--- Data entries ---
+===+
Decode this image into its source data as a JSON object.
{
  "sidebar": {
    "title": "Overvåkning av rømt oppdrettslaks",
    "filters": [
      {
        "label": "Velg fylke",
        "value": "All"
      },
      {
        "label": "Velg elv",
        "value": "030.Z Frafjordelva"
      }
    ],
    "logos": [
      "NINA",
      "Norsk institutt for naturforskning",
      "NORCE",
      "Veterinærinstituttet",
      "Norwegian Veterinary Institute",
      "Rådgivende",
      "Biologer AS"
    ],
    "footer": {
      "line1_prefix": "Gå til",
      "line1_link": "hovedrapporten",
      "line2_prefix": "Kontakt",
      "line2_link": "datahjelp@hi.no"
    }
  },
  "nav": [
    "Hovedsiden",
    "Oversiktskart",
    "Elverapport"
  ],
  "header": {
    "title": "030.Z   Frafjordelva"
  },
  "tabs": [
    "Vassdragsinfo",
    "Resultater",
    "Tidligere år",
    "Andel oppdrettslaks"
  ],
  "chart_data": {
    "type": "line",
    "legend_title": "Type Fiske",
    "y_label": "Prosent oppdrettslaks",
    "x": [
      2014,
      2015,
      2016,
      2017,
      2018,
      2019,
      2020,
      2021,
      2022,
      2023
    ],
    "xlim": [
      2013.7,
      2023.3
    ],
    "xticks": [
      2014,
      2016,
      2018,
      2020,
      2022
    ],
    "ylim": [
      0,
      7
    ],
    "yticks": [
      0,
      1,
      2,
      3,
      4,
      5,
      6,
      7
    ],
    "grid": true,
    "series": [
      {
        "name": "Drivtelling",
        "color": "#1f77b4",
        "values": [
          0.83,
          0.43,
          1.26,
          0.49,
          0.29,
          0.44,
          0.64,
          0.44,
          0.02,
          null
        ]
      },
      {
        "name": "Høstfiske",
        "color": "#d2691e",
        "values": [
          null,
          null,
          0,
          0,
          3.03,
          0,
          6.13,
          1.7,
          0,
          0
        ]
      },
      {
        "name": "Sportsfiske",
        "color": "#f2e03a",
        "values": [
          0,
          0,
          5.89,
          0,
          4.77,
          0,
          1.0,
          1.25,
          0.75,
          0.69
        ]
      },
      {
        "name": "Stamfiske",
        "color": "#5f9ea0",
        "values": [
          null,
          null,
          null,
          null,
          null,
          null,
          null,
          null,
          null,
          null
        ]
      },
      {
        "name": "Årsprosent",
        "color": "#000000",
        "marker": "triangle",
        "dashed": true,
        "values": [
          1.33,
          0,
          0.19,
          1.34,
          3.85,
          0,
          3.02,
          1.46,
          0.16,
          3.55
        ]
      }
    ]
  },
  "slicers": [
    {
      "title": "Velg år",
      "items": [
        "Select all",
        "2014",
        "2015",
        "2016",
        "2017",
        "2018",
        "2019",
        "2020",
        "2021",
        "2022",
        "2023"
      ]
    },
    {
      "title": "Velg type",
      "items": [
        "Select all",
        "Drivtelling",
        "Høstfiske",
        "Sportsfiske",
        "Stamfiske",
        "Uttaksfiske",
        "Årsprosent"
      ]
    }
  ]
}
+===+
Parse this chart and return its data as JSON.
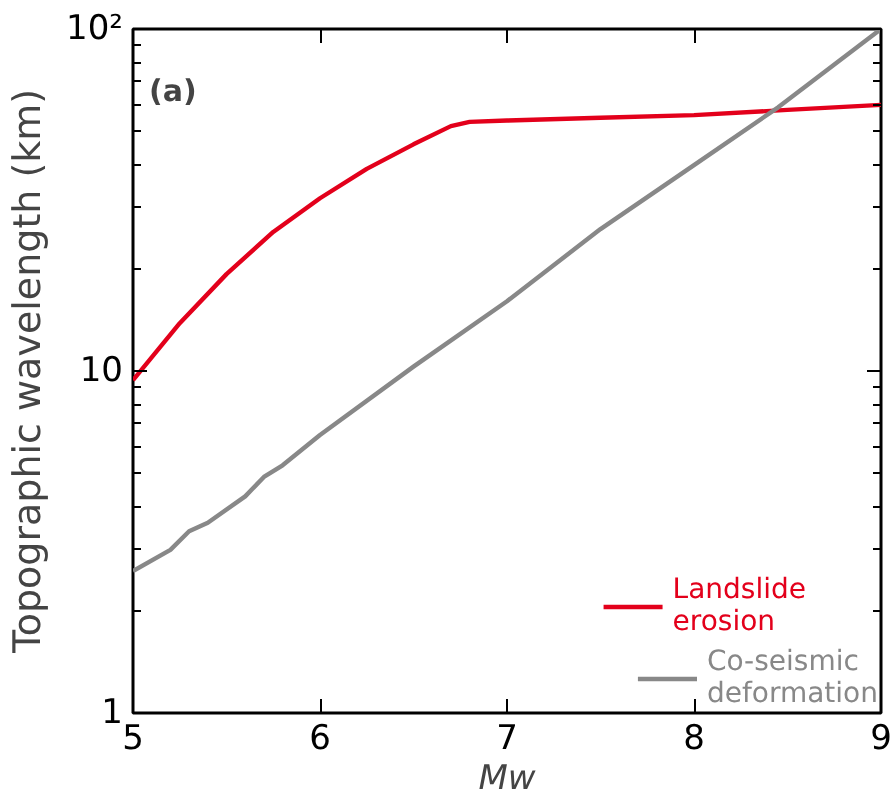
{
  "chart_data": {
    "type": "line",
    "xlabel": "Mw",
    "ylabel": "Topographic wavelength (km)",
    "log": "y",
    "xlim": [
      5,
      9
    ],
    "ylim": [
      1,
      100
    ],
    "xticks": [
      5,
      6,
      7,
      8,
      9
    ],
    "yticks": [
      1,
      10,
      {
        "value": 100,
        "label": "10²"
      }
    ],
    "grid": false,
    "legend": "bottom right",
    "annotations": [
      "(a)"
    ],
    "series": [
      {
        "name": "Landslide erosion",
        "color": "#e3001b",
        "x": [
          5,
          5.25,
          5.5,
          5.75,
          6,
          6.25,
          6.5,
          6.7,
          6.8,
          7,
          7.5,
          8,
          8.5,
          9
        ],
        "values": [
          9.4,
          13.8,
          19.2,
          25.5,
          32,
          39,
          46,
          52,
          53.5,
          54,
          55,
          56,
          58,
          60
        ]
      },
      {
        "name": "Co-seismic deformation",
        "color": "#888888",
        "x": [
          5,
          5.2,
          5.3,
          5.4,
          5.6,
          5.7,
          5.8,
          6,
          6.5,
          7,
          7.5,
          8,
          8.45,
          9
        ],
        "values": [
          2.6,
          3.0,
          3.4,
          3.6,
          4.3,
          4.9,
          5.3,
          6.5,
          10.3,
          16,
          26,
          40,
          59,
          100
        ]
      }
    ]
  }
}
+===+
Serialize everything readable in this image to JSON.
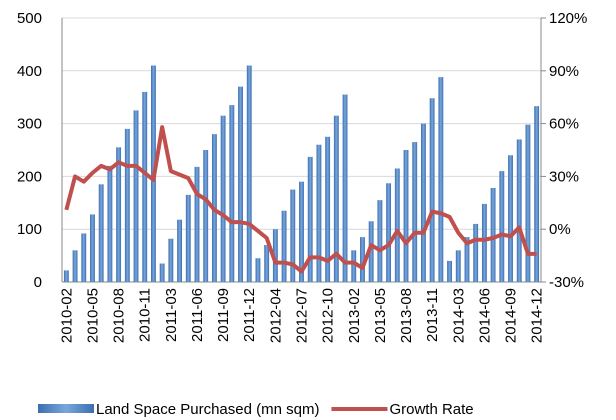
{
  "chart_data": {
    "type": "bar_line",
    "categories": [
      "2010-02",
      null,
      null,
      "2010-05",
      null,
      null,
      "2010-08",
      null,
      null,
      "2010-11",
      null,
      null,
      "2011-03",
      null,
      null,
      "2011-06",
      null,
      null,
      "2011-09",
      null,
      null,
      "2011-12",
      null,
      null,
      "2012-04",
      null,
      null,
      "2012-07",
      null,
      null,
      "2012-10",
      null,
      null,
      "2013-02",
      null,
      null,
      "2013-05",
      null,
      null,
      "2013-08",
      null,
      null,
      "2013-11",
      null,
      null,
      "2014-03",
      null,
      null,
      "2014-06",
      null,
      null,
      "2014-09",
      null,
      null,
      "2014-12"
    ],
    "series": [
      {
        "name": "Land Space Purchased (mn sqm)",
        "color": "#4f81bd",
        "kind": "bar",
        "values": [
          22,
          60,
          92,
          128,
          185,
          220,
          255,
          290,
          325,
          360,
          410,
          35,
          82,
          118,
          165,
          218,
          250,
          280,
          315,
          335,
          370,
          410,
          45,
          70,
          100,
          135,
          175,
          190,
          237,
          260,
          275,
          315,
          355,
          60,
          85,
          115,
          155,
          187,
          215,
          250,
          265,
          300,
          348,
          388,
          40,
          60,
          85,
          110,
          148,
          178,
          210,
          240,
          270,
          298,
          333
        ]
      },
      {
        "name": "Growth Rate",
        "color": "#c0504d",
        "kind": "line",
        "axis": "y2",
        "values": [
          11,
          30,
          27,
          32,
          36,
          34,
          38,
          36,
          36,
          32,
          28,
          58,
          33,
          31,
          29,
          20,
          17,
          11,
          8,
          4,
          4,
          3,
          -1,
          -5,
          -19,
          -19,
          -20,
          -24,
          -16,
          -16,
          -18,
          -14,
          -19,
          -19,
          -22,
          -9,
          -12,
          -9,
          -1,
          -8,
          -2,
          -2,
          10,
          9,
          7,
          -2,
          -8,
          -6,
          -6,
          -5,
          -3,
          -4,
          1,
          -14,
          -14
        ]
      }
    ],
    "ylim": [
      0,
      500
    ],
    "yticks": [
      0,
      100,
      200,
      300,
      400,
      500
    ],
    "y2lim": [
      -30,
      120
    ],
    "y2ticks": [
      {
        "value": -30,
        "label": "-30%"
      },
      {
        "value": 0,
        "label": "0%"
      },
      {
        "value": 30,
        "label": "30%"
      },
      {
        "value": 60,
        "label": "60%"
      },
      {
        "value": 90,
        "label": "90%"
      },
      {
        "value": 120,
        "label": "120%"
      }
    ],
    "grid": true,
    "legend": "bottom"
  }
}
+===+
--- OBJECTIVE ---
Pick out the lines above containing the word "this", then copy them.

--- TASK RESPONSE ---
Decode this image into its source data as a JSON object.
Parse this chart and return its data as JSON.
Serialize everything readable in this image to JSON.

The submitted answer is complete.